(Stored items from a collection)
*-*-*

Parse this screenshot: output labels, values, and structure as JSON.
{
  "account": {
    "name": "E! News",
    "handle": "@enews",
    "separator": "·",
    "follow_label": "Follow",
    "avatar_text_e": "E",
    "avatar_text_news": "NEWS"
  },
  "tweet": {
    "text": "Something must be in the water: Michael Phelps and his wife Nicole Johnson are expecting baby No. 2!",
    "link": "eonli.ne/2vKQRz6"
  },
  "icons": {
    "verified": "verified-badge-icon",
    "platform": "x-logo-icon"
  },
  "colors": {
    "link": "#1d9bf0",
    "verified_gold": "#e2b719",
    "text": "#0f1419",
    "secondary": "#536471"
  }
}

*-*-*

# Short task
Extract the full set of entries word for word.

# Solution for this task
Parse this screenshot: output labels, values, and structure as JSON.
{
  "account": {
    "name": "E! News",
    "handle": "@enews",
    "separator": "·",
    "follow_label": "Follow",
    "avatar_text_e": "E",
    "avatar_text_news": "NEWS"
  },
  "tweet": {
    "text": "Something must be in the water: Michael Phelps and his wife Nicole Johnson are expecting baby No. 2!",
    "link": "eonli.ne/2vKQRz6"
  },
  "icons": {
    "verified": "verified-badge-icon",
    "platform": "x-logo-icon"
  },
  "colors": {
    "link": "#1d9bf0",
    "verified_gold": "#e2b719",
    "text": "#0f1419",
    "secondary": "#536471"
  }
}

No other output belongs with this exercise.